What is being asked
From the records below, pull each line that has "avait".

—————

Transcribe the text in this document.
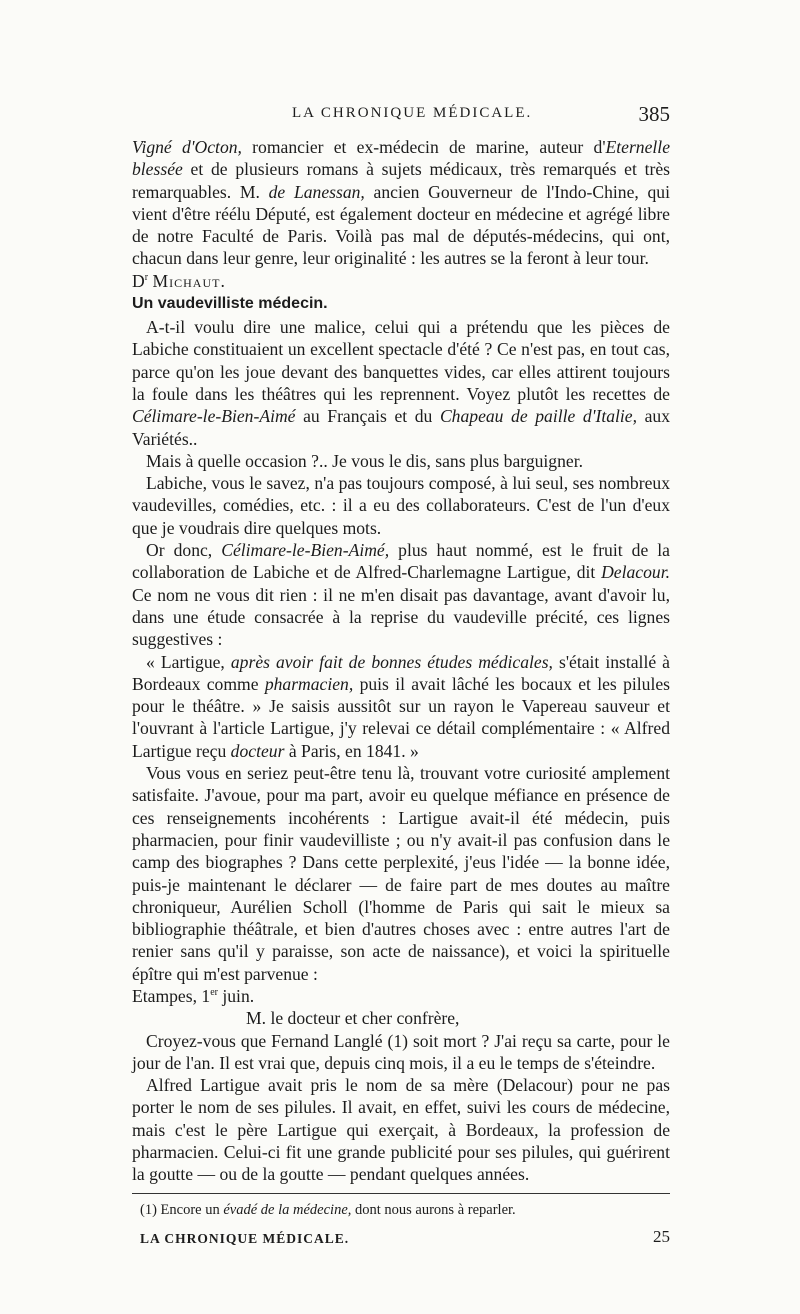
LA CHRONIQUE MÉDICALE.	385

Vigné d'Octon, romancier et ex-médecin de marine, auteur d'Eternelle blessée et de plusieurs romans à sujets médicaux, très remarqués et très remarquables. M. de Lanessan, ancien Gouverneur de l'Indo-Chine, qui vient d'être réélu Député, est également docteur en médecine et agrégé libre de notre Faculté de Paris. Voilà pas mal de députés-médecins, qui ont, chacun dans leur genre, leur originalité : les autres se la feront à leur tour.

$D^r$ Michaut.

Un vaudevilliste médecin.

A-t-il voulu dire une malice, celui qui a prétendu que les pièces de Labiche constituaient un excellent spectacle d'été ? Ce n'est pas, en tout cas, parce qu'on les joue devant des banquettes vides, car elles attirent toujours la foule dans les théâtres qui les reprennent. Voyez plutôt les recettes de Célimare-le-Bien-Aimé au Français et du Chapeau de paille d'Italie, aux Variétés..

Mais à quelle occasion ?.. Je vous le dis, sans plus barguigner.

Labiche, vous le savez, n'a pas toujours composé, à lui seul, ses nombreux vaudevilles, comédies, etc. : il a eu des collaborateurs. C'est de l'un d'eux que je voudrais dire quelques mots.

Or donc, Célimare-le-Bien-Aimé, plus haut nommé, est le fruit de la collaboration de Labiche et de Alfred-Charlemagne Lartigue, dit Delacour. Ce nom ne vous dit rien : il ne m'en disait pas davantage, avant d'avoir lu, dans une étude consacrée à la reprise du vaudeville précité, ces lignes suggestives :

« Lartigue, après avoir fait de bonnes études médicales, s'était installé à Bordeaux comme pharmacien, puis il avait lâché les bocaux et les pilules pour le théâtre. » Je saisis aussitôt sur un rayon le Vapereau sauveur et l'ouvrant à l'article Lartigue, j'y relevai ce détail complémentaire : « Alfred Lartigue reçu docteur à Paris, en 1841. »

Vous vous en seriez peut-être tenu là, trouvant votre curiosité amplement satisfaite. J'avoue, pour ma part, avoir eu quelque méfiance en présence de ces renseignements incohérents : Lartigue avait-il été médecin, puis pharmacien, pour finir vaudevilliste ; ou n'y avait-il pas confusion dans le camp des biographes ? Dans cette perplexité, j'eus l'idée — la bonne idée, puis-je maintenant le déclarer — de faire part de mes doutes au maître chroniqueur, Aurélien Scholl (l'homme de Paris qui sait le mieux sa bibliographie théâtrale, et bien d'autres choses avec : entre autres l'art de renier sans qu'il y paraisse, son acte de naissance), et voici la spirituelle épître qui m'est parvenue :

Etampes, 1er juin.

M. le docteur et cher confrère,

Croyez-vous que Fernand Langlé (1) soit mort ? J'ai reçu sa carte, pour le jour de l'an. Il est vrai que, depuis cinq mois, il a eu le temps de s'éteindre.

Alfred Lartigue avait pris le nom de sa mère (Delacour) pour ne pas porter le nom de ses pilules. Il avait, en effet, suivi les cours de médecine, mais c'est le père Lartigue qui exerçait, à Bordeaux, la profession de pharmacien. Celui-ci fit une grande publicité pour ses pilules, qui guérirent la goutte — ou de la goutte — pendant quelques années.

(1) Encore un évadé de la médecine, dont nous aurons à reparler.

LA CHRONIQUE MÉDICALE.	25
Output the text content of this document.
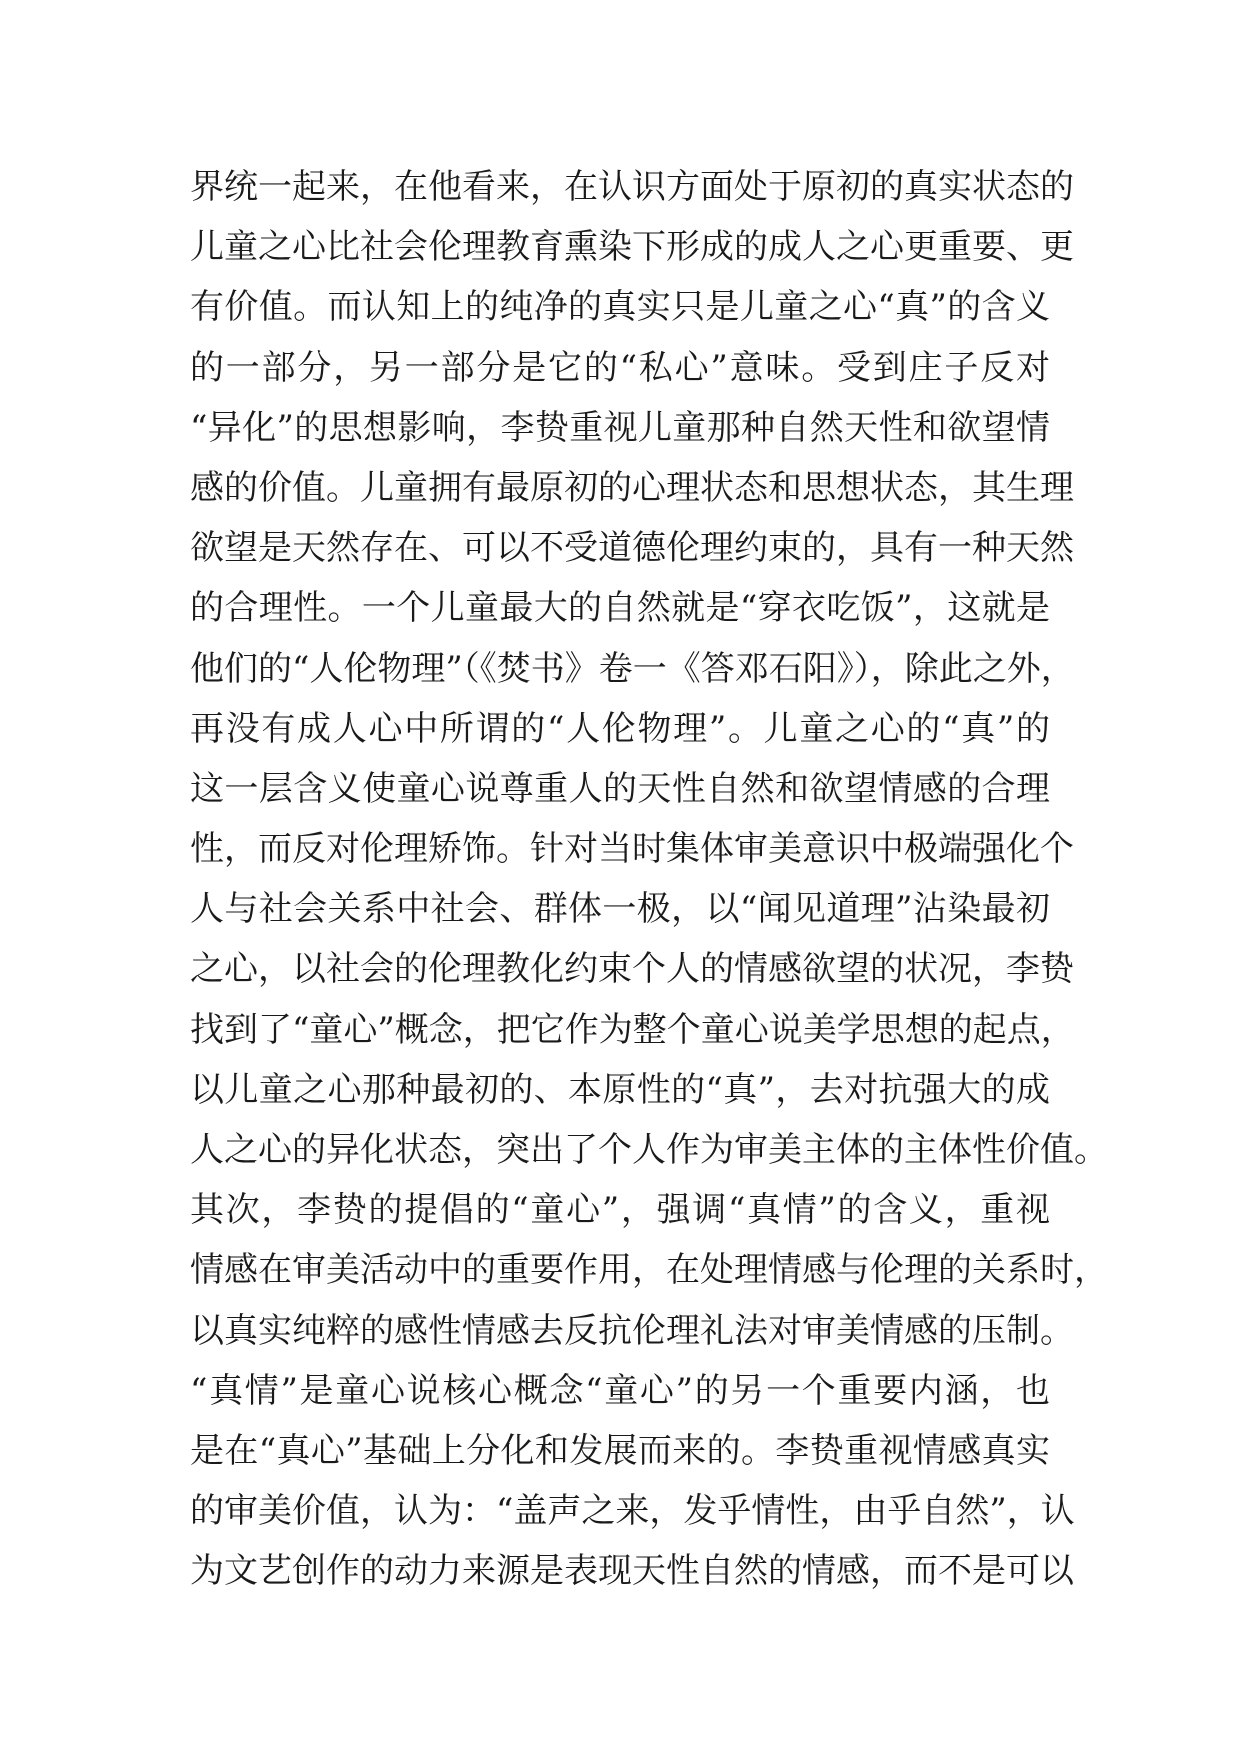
界统一起来，在他看来，在认识方面处于原初的真实状态的
儿童之心比社会伦理教育熏染下形成的成人之心更重要、更
有价值。而认知上的纯净的真实只是儿童之心“真”的含义
的一部分，另一部分是它的“私心”意味。受到庄子反对
“异化”的思想影响，李贽重视儿童那种自然天性和欲望情
感的价值。儿童拥有最原初的心理状态和思想状态，其生理
欲望是天然存在、可以不受道德伦理约束的，具有一种天然
的合理性。一个儿童最大的自然就是“穿衣吃饭”，这就是
他们的“人伦物理”（《焚书》卷一《答邓石阳》），除此之外，
再没有成人心中所谓的“人伦物理”。儿童之心的“真”的
这一层含义使童心说尊重人的天性自然和欲望情感的合理
性，而反对伦理矫饰。针对当时集体审美意识中极端强化个
人与社会关系中社会、群体一极，以“闻见道理”沾染最初
之心，以社会的伦理教化约束个人的情感欲望的状况，李贽
找到了“童心”概念，把它作为整个童心说美学思想的起点，
以儿童之心那种最初的、本原性的“真”，去对抗强大的成
人之心的异化状态，突出了个人作为审美主体的主体性价值。
其次，李贽的提倡的“童心”，强调“真情”的含义，重视
情感在审美活动中的重要作用，在处理情感与伦理的关系时，
以真实纯粹的感性情感去反抗伦理礼法对审美情感的压制。
“真情”是童心说核心概念“童心”的另一个重要内涵，也
是在“真心”基础上分化和发展而来的。李贽重视情感真实
的审美价值，认为：“盖声之来，发乎情性，由乎自然”，认
为文艺创作的动力来源是表现天性自然的情感，而不是可以
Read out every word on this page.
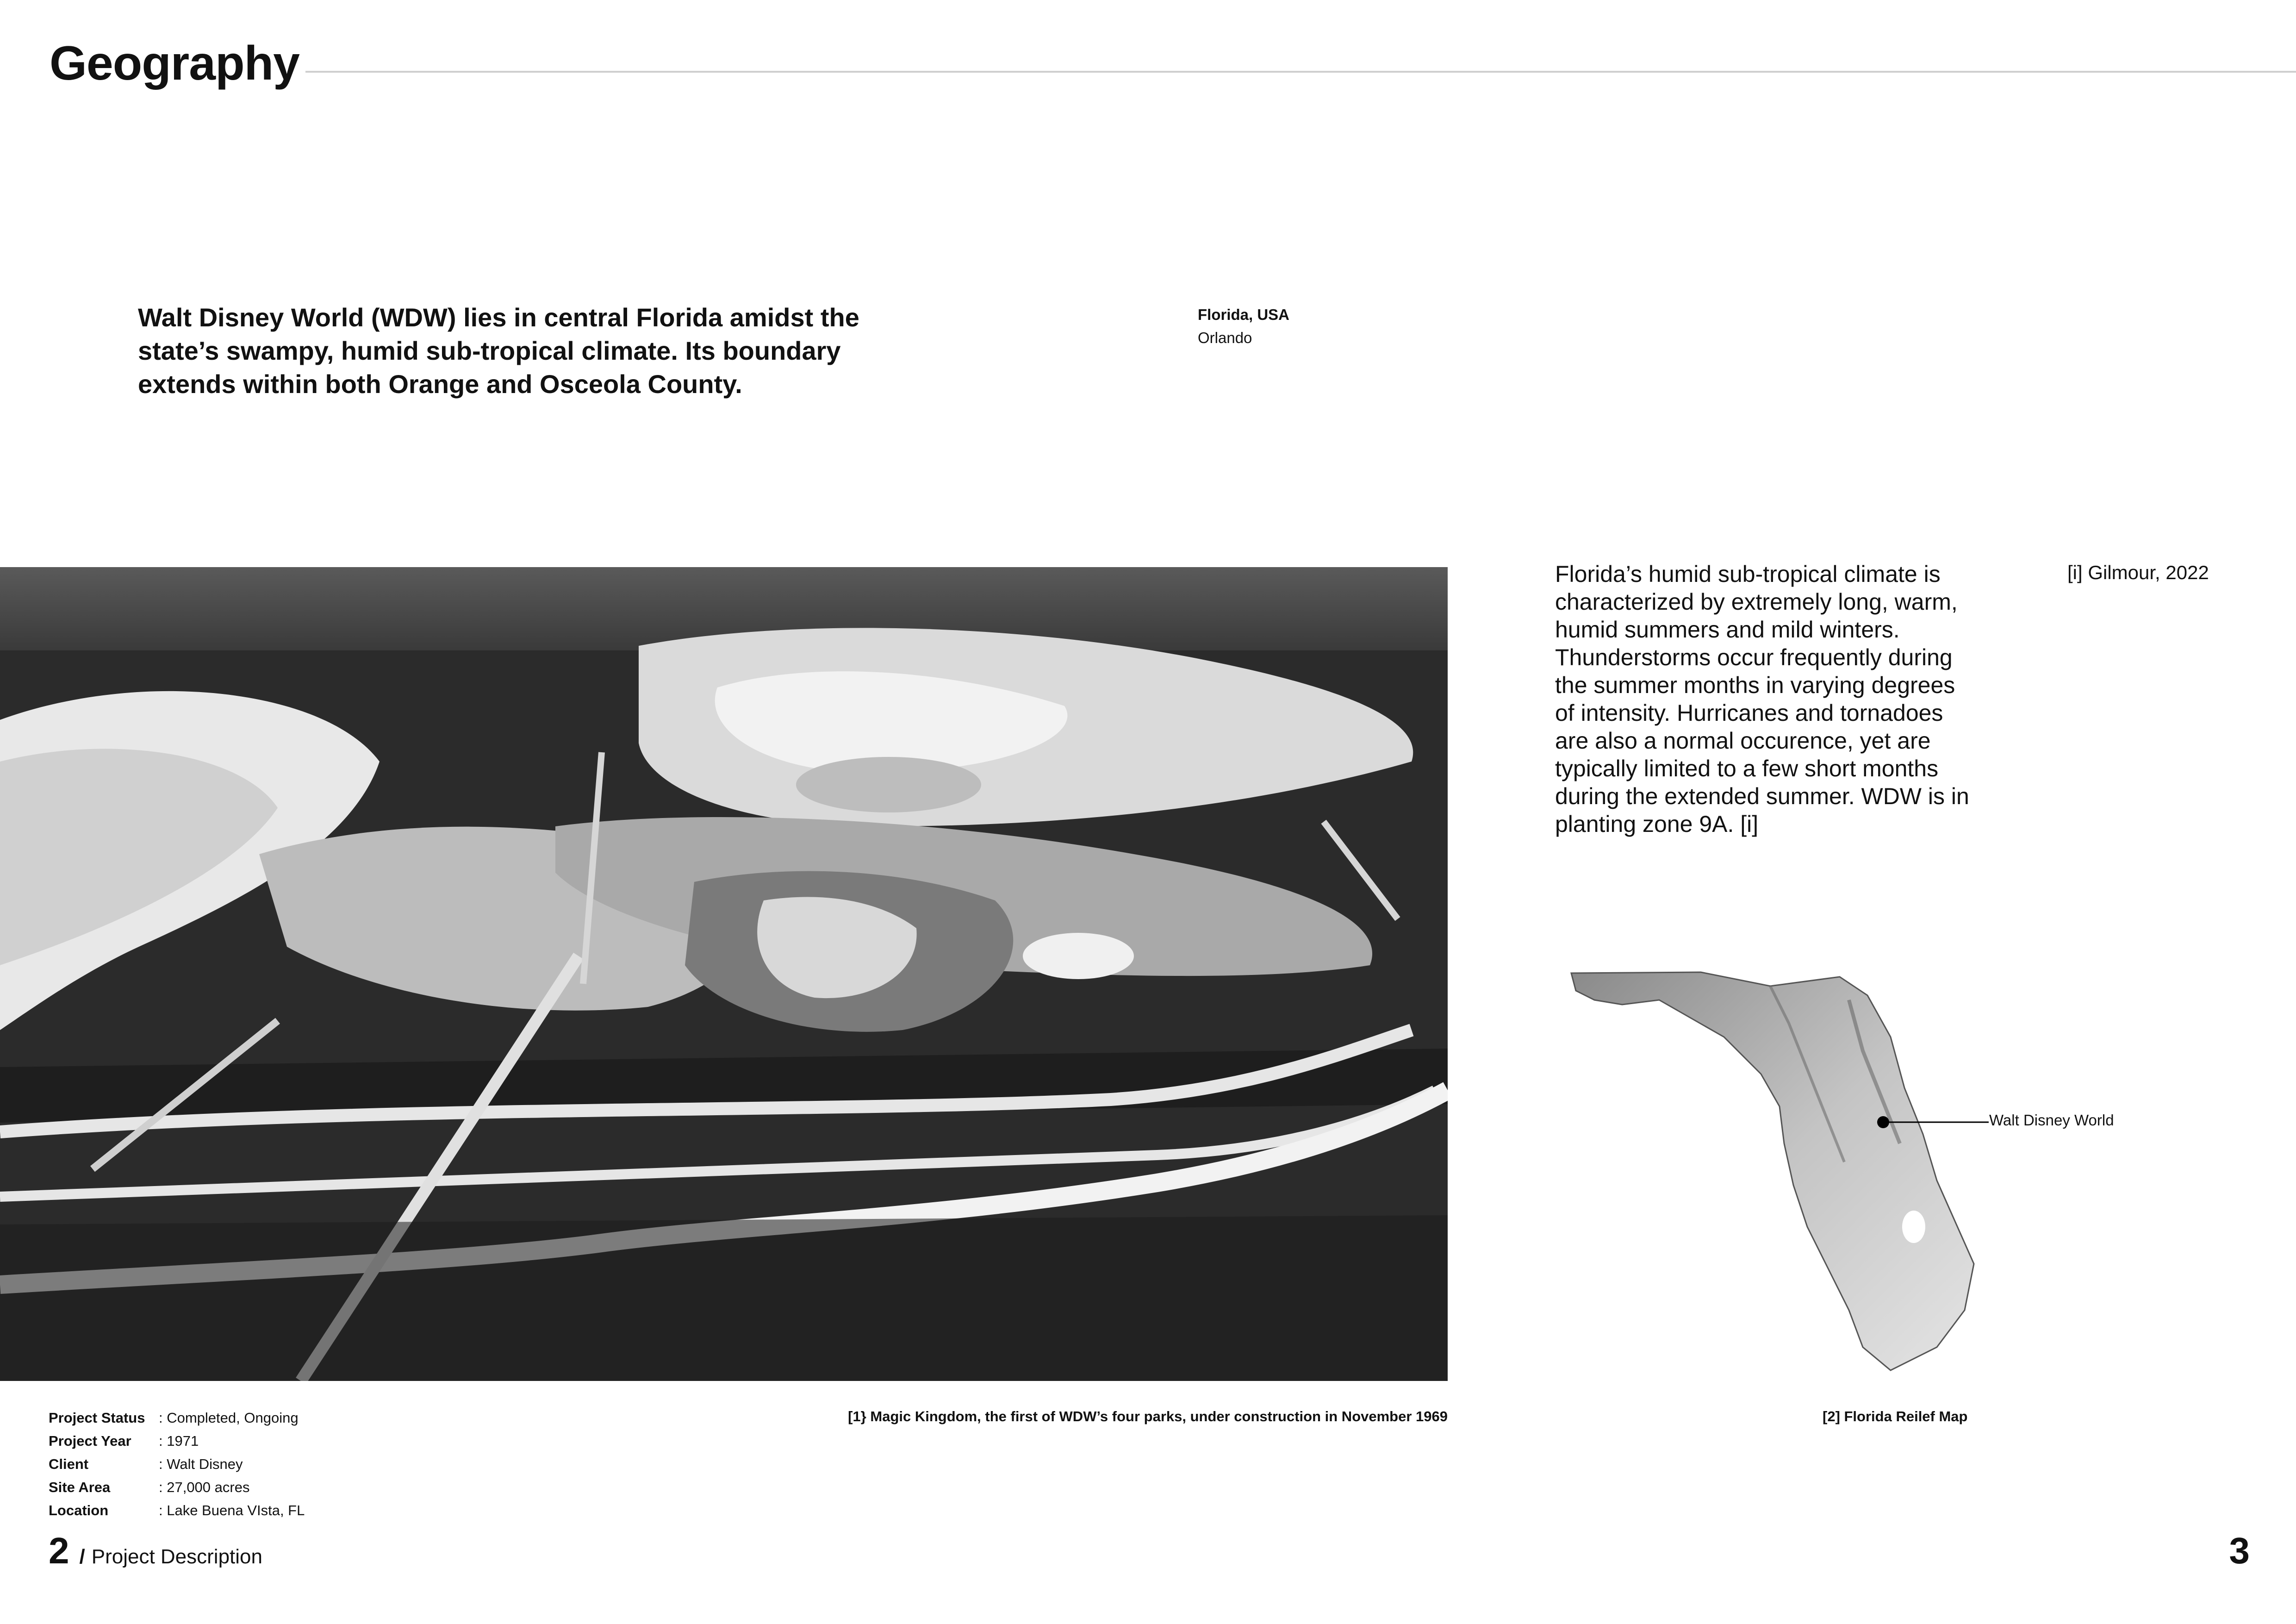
Geography
Walt Disney World (WDW) lies in central Florida amidst the state’s swampy, humid sub-tropical climate. Its boundary extends within both Orange and Osceola County.
Florida, USA
Orlando
Florida’s humid sub-tropical climate is characterized by extremely long, warm, humid summers and mild winters. Thunderstorms occur frequently during the summer months in varying degrees of intensity. Hurricanes and tornadoes are also a normal occurence, yet are typically limited to a few short months during the extended summer. WDW is in planting zone 9A. [i]
[i] Gilmour, 2022
Walt Disney World
[1} Magic Kingdom, the first of WDW’s four parks, under construction in November 1969	[2] Florida Reilef Map
Project Status : Completed, Ongoing
Project Year	: 1971
Client	: Walt Disney
Site Area	: 27,000 acres
Location	: Lake Buena VIsta, FL
2 / Project Description	3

—————

Result of the exercise
« Lartigue, après avoir fait de bonnes études médicales, s'était installé à Bordeaux comme pharmacien, puis il avait lâché les bocaux et les pilules pour le théâtre. » Je saisis aussitôt sur un rayon le Vapereau sauveur et l'ouvrant à l'article Lartigue, j'y relevai ce détail complémentaire : « Alfred Lartigue reçu docteur à Paris, en 1841. »
Vous vous en seriez peut-être tenu là, trouvant votre curiosité amplement satisfaite. J'avoue, pour ma part, avoir eu quelque méfiance en présence de ces renseignements incohérents : Lartigue avait-il été médecin, puis pharmacien, pour finir vaudevilliste ; ou n'y avait-il pas confusion dans le camp des biographes ? Dans cette perplexité, j'eus l'idée — la bonne idée, puis-je maintenant le déclarer — de faire part de mes doutes au maître chroniqueur, Aurélien Scholl (l'homme de Paris qui sait le mieux sa bibliographie théâtrale, et bien d'autres choses avec : entre autres l'art de renier sans qu'il y paraisse, son acte de naissance), et voici la spirituelle épître qui m'est parvenue :
Alfred Lartigue avait pris le nom de sa mère (Delacour) pour ne pas porter le nom de ses pilules. Il avait, en effet, suivi les cours de médecine, mais c'est le père Lartigue qui exerçait, à Bordeaux, la profession de pharmacien. Celui-ci fit une grande publicité pour ses pilules, qui guérirent la goutte — ou de la goutte — pendant quelques années.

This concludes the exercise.